Set down precisely the lines from the line with "Type out the text in this image." through the end of the material, inclusive, and no pictures.
>> START DATA TO PROCESS
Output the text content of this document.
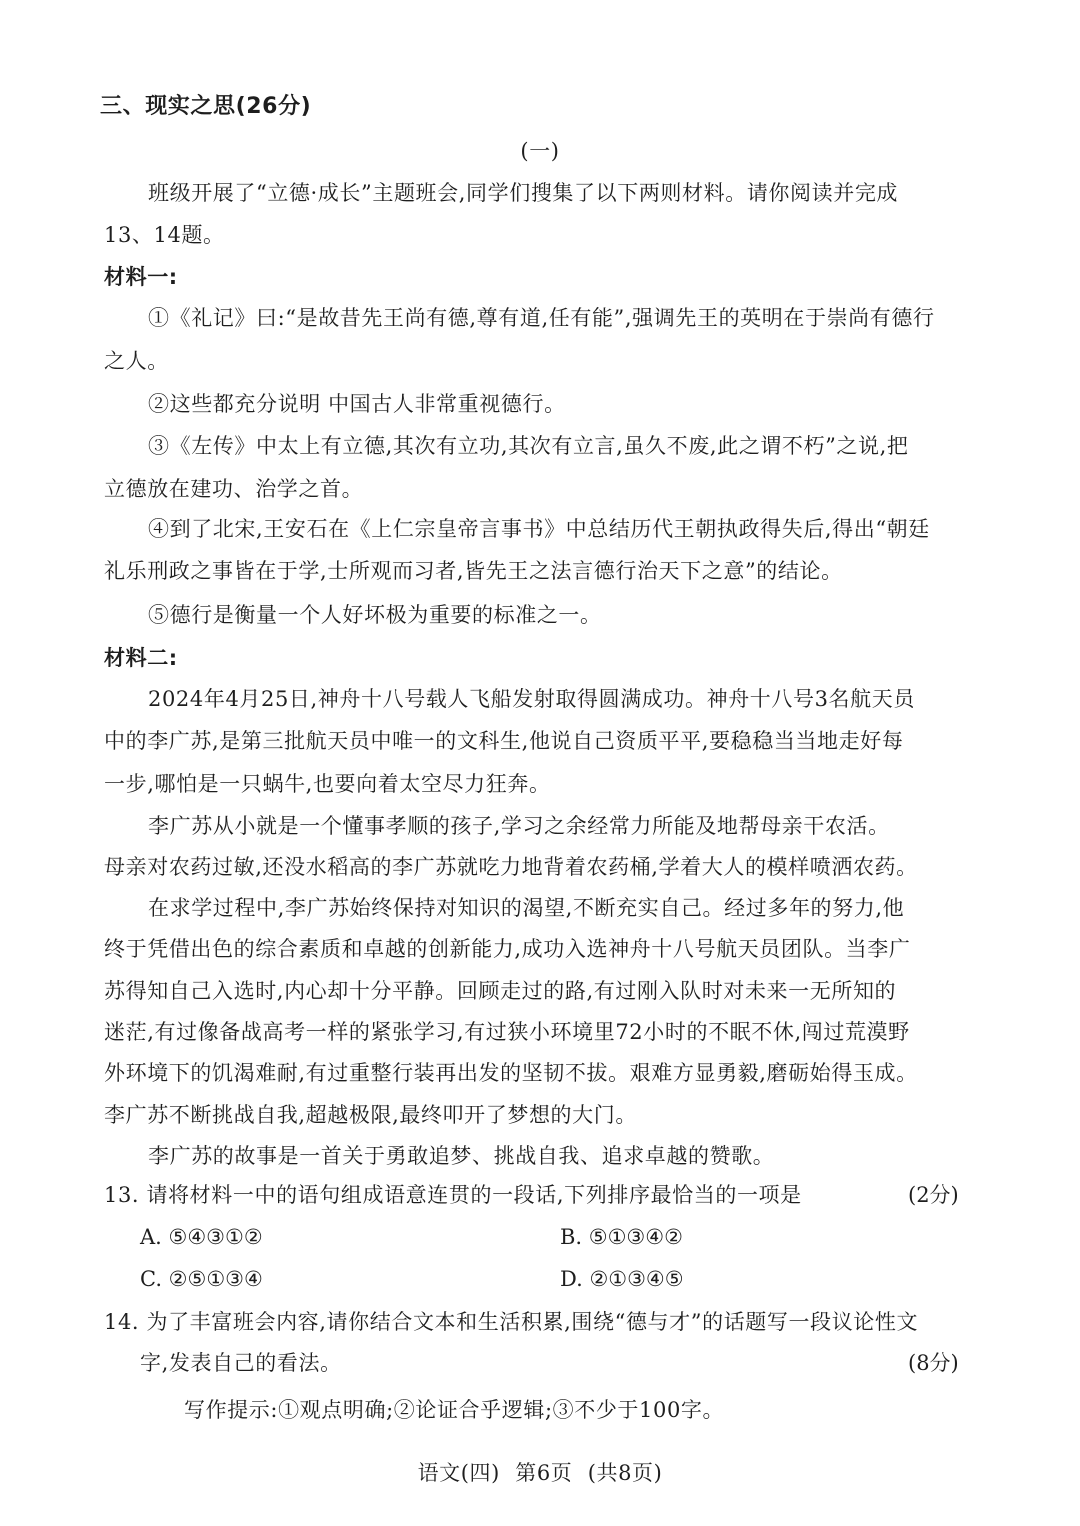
三、现实之思(26分)
(一)
班级开展了“立德·成长”主题班会,同学们搜集了以下两则材料。请你阅读并完成
13、14题。
材料一:
①《礼记》曰:“是故昔先王尚有德,尊有道,任有能”,强调先王的英明在于崇尚有德行
之人。
②这些都充分说明 中国古人非常重视德行。
③《左传》中太上有立德,其次有立功,其次有立言,虽久不废,此之谓不朽”之说,把
立德放在建功、治学之首。
④到了北宋,王安石在《上仁宗皇帝言事书》中总结历代王朝执政得失后,得出“朝廷
礼乐刑政之事皆在于学,士所观而习者,皆先王之法言德行治天下之意”的结论。
⑤德行是衡量一个人好坏极为重要的标准之一。
材料二:
2024年4月25日,神舟十八号载人飞船发射取得圆满成功。神舟十八号3名航天员
中的李广苏,是第三批航天员中唯一的文科生,他说自己资质平平,要稳稳当当地走好每
一步,哪怕是一只蜗牛,也要向着太空尽力狂奔。
李广苏从小就是一个懂事孝顺的孩子,学习之余经常力所能及地帮母亲干农活。
母亲对农药过敏,还没水稻高的李广苏就吃力地背着农药桶,学着大人的模样喷洒农药。
在求学过程中,李广苏始终保持对知识的渴望,不断充实自己。经过多年的努力,他
终于凭借出色的综合素质和卓越的创新能力,成功入选神舟十八号航天员团队。当李广
苏得知自己入选时,内心却十分平静。回顾走过的路,有过刚入队时对未来一无所知的
迷茫,有过像备战高考一样的紧张学习,有过狭小环境里72小时的不眠不休,闯过荒漠野
外环境下的饥渴难耐,有过重整行装再出发的坚韧不拔。艰难方显勇毅,磨砺始得玉成。
李广苏不断挑战自我,超越极限,最终叩开了梦想的大门。
李广苏的故事是一首关于勇敢追梦、挑战自我、追求卓越的赞歌。
13. 请将材料一中的语句组成语意连贯的一段话,下列排序最恰当的一项是	(2分)
A. ⑤④③①②	B. ⑤①③④②
C. ②⑤①③④	D. ②①③④⑤
14. 为了丰富班会内容,请你结合文本和生活积累,围绕“德与才”的话题写一段议论性文
字,发表自己的看法。	(8分)
写作提示:①观点明确;②论证合乎逻辑;③不少于100字。
语文(四) 第6页 (共8页)
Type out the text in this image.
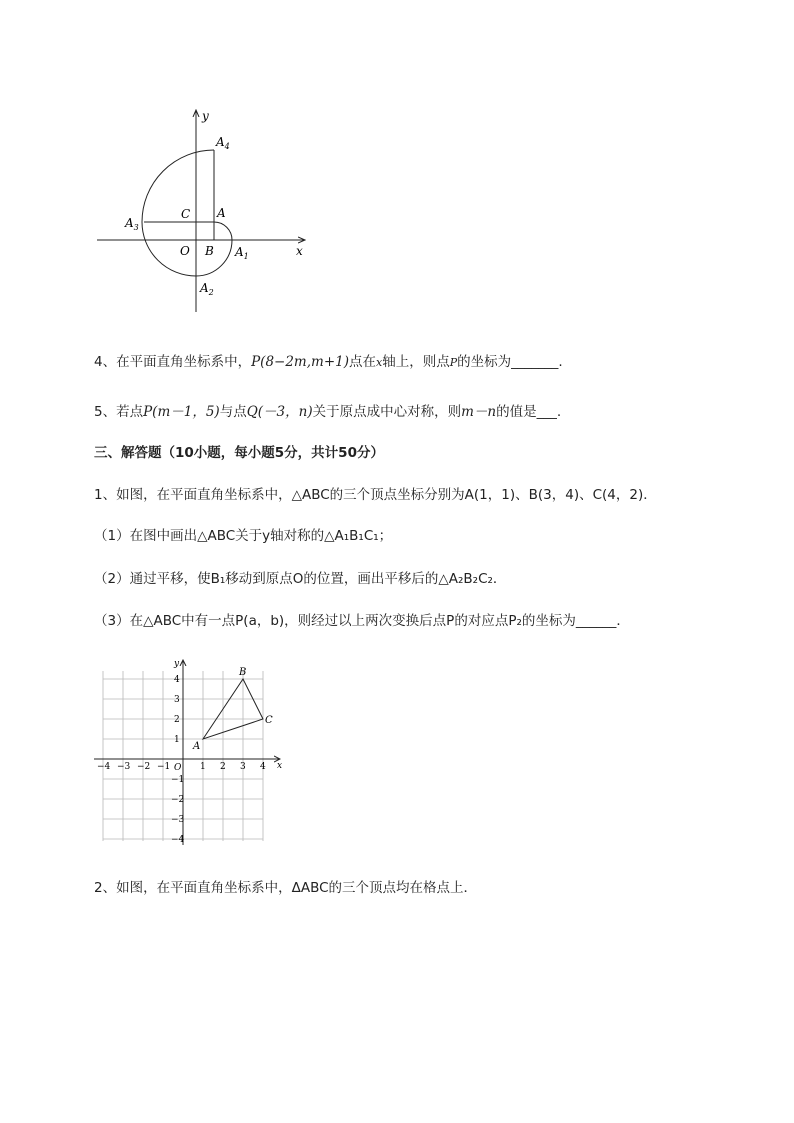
y
x
$A_4$
$A_3$
C A
O B $A_1$
$A_2$
4、在平面直角坐标系中，P(8−2m,m+1)点在x轴上，则点P的坐标为_______.
5、若点P(m－1，5)与点Q(－3，n)关于原点成中心对称，则m－n的值是___.
三、解答题（10小题，每小题5分，共计50分）
1、如图，在平面直角坐标系中，△ABC的三个顶点坐标分别为A(1，1)、B(3，4)、C(4，2)．
（1）在图中画出△ABC关于y轴对称的△A₁B₁C₁；
（2）通过平移，使B₁移动到原点O的位置，画出平移后的△A₂B₂C₂．
（3）在△ABC中有一点P(a，b)，则经过以上两次变换后点P的对应点P₂的坐标为______．
−4 −3 −2 −1	1 2 3 4
4
3
2
1
−1
−2
−3
−4
O	x
y
A
B
C
2、如图，在平面直角坐标系中，ΔABC的三个顶点均在格点上．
>> END DATA TO PROCESS
▸ REPLY
Type out the text in this image.
y
x
$A_4$
$A_3$
C A
O B $A_1$
$A_2$
4、在平面直角坐标系中，P(8−2m,m+1)点在x轴上，则点P的坐标为_______.
5、若点P(m－1，5)与点Q(－3，n)关于原点成中心对称，则m－n的值是___.
三、解答题（10小题，每小题5分，共计50分）
1、如图，在平面直角坐标系中，△ABC的三个顶点坐标分别为A(1，1)、B(3，4)、C(4，2)．
（1）在图中画出△ABC关于y轴对称的△A₁B₁C₁；
（2）通过平移，使B₁移动到原点O的位置，画出平移后的△A₂B₂C₂．
（3）在△ABC中有一点P(a，b)，则经过以上两次变换后点P的对应点P₂的坐标为______．
−4 −3 −2 −1	1 2 3 4
4
3
2
1
−1
−2
−3
−4
O	x
y
A
B
C
2、如图，在平面直角坐标系中，ΔABC的三个顶点均在格点上．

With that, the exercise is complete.